Write out every line of the data below word for word, changing nothing.

ENTRIES PROVIDED:
================================

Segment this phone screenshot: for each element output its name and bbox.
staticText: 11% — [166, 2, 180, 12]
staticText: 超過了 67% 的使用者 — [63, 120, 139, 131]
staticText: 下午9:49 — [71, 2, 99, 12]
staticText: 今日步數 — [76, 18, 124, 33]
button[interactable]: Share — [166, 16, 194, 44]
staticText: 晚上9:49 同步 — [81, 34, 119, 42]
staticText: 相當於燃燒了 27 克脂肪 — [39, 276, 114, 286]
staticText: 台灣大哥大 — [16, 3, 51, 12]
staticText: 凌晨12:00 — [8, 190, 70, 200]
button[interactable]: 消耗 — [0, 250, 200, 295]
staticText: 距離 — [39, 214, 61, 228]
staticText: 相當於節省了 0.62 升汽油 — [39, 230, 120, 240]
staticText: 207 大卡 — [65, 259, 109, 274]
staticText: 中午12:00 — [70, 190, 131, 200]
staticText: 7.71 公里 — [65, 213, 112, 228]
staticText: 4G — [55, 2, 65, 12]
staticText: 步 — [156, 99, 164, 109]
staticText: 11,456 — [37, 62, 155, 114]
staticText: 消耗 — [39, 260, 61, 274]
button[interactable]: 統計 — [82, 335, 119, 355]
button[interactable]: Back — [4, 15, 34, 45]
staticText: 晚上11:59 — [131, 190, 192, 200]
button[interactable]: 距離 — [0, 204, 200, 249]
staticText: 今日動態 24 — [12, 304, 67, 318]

================================

REPLY TO THE TASK:
Segment this phone screenshot: for each element output its name and bbox.
staticText: 11% — [166, 2, 180, 12]
staticText: 超過了 67% 的使用者 — [63, 120, 139, 131]
staticText: 下午9:49 — [71, 2, 99, 12]
staticText: 今日步數 — [76, 18, 124, 33]
button[interactable]: Share — [166, 16, 194, 44]
staticText: 晚上9:49 同步 — [81, 34, 119, 42]
staticText: 相當於燃燒了 27 克脂肪 — [39, 276, 114, 286]
staticText: 台灣大哥大 — [16, 3, 51, 12]
staticText: 凌晨12:00 — [8, 190, 70, 200]
button[interactable]: 消耗 — [0, 250, 200, 295]
staticText: 距離 — [39, 214, 61, 228]
staticText: 相當於節省了 0.62 升汽油 — [39, 230, 120, 240]
staticText: 207 大卡 — [65, 259, 109, 274]
staticText: 中午12:00 — [70, 190, 131, 200]
staticText: 7.71 公里 — [65, 213, 112, 228]
staticText: 4G — [55, 2, 65, 12]
staticText: 步 — [156, 99, 164, 109]
staticText: 11,456 — [37, 62, 155, 114]
staticText: 消耗 — [39, 260, 61, 274]
button[interactable]: 統計 — [82, 335, 119, 355]
button[interactable]: Back — [4, 15, 34, 45]
staticText: 晚上11:59 — [131, 190, 192, 200]
button[interactable]: 距離 — [0, 204, 200, 249]
staticText: 今日動態 24 — [12, 304, 67, 318]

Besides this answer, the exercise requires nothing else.